(DATA LINES):
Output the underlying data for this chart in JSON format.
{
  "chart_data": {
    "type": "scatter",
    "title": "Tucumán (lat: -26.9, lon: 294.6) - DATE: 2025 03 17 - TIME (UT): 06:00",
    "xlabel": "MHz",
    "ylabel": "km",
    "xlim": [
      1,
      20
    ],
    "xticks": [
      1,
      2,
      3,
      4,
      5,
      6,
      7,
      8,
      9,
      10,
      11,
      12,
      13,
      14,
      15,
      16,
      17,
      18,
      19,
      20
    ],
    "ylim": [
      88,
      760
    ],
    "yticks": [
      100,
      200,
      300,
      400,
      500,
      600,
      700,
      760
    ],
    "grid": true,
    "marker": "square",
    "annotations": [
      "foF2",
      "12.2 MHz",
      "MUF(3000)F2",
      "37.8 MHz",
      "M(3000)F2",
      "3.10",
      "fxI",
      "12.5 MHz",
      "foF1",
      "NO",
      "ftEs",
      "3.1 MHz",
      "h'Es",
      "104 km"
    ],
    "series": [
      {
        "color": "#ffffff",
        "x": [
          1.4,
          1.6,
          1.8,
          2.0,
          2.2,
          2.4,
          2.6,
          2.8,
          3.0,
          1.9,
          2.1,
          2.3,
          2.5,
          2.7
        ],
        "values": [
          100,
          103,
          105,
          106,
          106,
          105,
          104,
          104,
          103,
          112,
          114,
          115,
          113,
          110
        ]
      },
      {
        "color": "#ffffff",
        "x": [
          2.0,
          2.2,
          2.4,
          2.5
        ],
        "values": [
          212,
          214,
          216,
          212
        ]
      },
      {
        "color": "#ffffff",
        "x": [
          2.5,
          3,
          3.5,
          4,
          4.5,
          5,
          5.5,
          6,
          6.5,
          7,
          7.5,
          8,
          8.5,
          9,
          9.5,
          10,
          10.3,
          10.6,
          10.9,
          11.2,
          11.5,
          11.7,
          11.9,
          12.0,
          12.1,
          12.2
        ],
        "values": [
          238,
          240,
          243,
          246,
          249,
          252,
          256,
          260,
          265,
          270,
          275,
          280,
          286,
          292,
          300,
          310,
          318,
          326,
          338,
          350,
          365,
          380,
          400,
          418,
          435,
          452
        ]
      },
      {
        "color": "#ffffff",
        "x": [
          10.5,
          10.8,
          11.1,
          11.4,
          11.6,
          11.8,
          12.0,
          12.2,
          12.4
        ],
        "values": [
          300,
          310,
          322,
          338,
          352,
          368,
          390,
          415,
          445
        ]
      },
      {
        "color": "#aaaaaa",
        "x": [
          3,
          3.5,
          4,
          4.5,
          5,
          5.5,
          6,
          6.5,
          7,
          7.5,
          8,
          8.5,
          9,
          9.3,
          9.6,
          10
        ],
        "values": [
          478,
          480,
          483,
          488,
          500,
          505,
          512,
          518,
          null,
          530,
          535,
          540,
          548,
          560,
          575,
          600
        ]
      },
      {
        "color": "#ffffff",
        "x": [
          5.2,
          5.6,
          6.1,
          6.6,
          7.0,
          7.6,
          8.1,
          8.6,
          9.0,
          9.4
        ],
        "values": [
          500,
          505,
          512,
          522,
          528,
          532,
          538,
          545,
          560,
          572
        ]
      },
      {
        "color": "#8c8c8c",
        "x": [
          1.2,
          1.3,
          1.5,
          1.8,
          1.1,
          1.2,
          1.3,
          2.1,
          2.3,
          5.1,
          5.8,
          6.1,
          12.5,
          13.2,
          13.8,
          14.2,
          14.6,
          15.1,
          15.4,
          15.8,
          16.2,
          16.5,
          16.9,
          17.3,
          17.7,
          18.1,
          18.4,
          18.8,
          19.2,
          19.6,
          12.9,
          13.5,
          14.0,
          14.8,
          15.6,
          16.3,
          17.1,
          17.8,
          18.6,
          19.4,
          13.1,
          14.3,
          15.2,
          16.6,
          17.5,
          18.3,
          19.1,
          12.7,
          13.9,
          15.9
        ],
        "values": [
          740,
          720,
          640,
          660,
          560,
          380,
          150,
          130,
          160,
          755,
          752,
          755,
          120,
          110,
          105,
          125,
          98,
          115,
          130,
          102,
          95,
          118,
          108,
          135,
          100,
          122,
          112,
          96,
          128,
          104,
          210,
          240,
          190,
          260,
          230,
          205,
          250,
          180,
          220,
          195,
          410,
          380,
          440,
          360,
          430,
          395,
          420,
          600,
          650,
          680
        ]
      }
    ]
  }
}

(WRITTEN TASK): Could you transcribe the records in full, exactly?

(ANSWER TO THE TASK):
Output the underlying data for this chart in JSON format.
{
  "chart_data": {
    "type": "scatter",
    "title": "Tucumán (lat: -26.9, lon: 294.6) - DATE: 2025 03 17 - TIME (UT): 06:00",
    "xlabel": "MHz",
    "ylabel": "km",
    "xlim": [
      1,
      20
    ],
    "xticks": [
      1,
      2,
      3,
      4,
      5,
      6,
      7,
      8,
      9,
      10,
      11,
      12,
      13,
      14,
      15,
      16,
      17,
      18,
      19,
      20
    ],
    "ylim": [
      88,
      760
    ],
    "yticks": [
      100,
      200,
      300,
      400,
      500,
      600,
      700,
      760
    ],
    "grid": true,
    "marker": "square",
    "annotations": [
      "foF2",
      "12.2 MHz",
      "MUF(3000)F2",
      "37.8 MHz",
      "M(3000)F2",
      "3.10",
      "fxI",
      "12.5 MHz",
      "foF1",
      "NO",
      "ftEs",
      "3.1 MHz",
      "h'Es",
      "104 km"
    ],
    "series": [
      {
        "color": "#ffffff",
        "x": [
          1.4,
          1.6,
          1.8,
          2.0,
          2.2,
          2.4,
          2.6,
          2.8,
          3.0,
          1.9,
          2.1,
          2.3,
          2.5,
          2.7
        ],
        "values": [
          100,
          103,
          105,
          106,
          106,
          105,
          104,
          104,
          103,
          112,
          114,
          115,
          113,
          110
        ]
      },
      {
        "color": "#ffffff",
        "x": [
          2.0,
          2.2,
          2.4,
          2.5
        ],
        "values": [
          212,
          214,
          216,
          212
        ]
      },
      {
        "color": "#ffffff",
        "x": [
          2.5,
          3,
          3.5,
          4,
          4.5,
          5,
          5.5,
          6,
          6.5,
          7,
          7.5,
          8,
          8.5,
          9,
          9.5,
          10,
          10.3,
          10.6,
          10.9,
          11.2,
          11.5,
          11.7,
          11.9,
          12.0,
          12.1,
          12.2
        ],
        "values": [
          238,
          240,
          243,
          246,
          249,
          252,
          256,
          260,
          265,
          270,
          275,
          280,
          286,
          292,
          300,
          310,
          318,
          326,
          338,
          350,
          365,
          380,
          400,
          418,
          435,
          452
        ]
      },
      {
        "color": "#ffffff",
        "x": [
          10.5,
          10.8,
          11.1,
          11.4,
          11.6,
          11.8,
          12.0,
          12.2,
          12.4
        ],
        "values": [
          300,
          310,
          322,
          338,
          352,
          368,
          390,
          415,
          445
        ]
      },
      {
        "color": "#aaaaaa",
        "x": [
          3,
          3.5,
          4,
          4.5,
          5,
          5.5,
          6,
          6.5,
          7,
          7.5,
          8,
          8.5,
          9,
          9.3,
          9.6,
          10
        ],
        "values": [
          478,
          480,
          483,
          488,
          500,
          505,
          512,
          518,
          null,
          530,
          535,
          540,
          548,
          560,
          575,
          600
        ]
      },
      {
        "color": "#ffffff",
        "x": [
          5.2,
          5.6,
          6.1,
          6.6,
          7.0,
          7.6,
          8.1,
          8.6,
          9.0,
          9.4
        ],
        "values": [
          500,
          505,
          512,
          522,
          528,
          532,
          538,
          545,
          560,
          572
        ]
      },
      {
        "color": "#8c8c8c",
        "x": [
          1.2,
          1.3,
          1.5,
          1.8,
          1.1,
          1.2,
          1.3,
          2.1,
          2.3,
          5.1,
          5.8,
          6.1,
          12.5,
          13.2,
          13.8,
          14.2,
          14.6,
          15.1,
          15.4,
          15.8,
          16.2,
          16.5,
          16.9,
          17.3,
          17.7,
          18.1,
          18.4,
          18.8,
          19.2,
          19.6,
          12.9,
          13.5,
          14.0,
          14.8,
          15.6,
          16.3,
          17.1,
          17.8,
          18.6,
          19.4,
          13.1,
          14.3,
          15.2,
          16.6,
          17.5,
          18.3,
          19.1,
          12.7,
          13.9,
          15.9
        ],
        "values": [
          740,
          720,
          640,
          660,
          560,
          380,
          150,
          130,
          160,
          755,
          752,
          755,
          120,
          110,
          105,
          125,
          98,
          115,
          130,
          102,
          95,
          118,
          108,
          135,
          100,
          122,
          112,
          96,
          128,
          104,
          210,
          240,
          190,
          260,
          230,
          205,
          250,
          180,
          220,
          195,
          410,
          380,
          440,
          360,
          430,
          395,
          420,
          600,
          650,
          680
        ]
      }
    ]
  }
}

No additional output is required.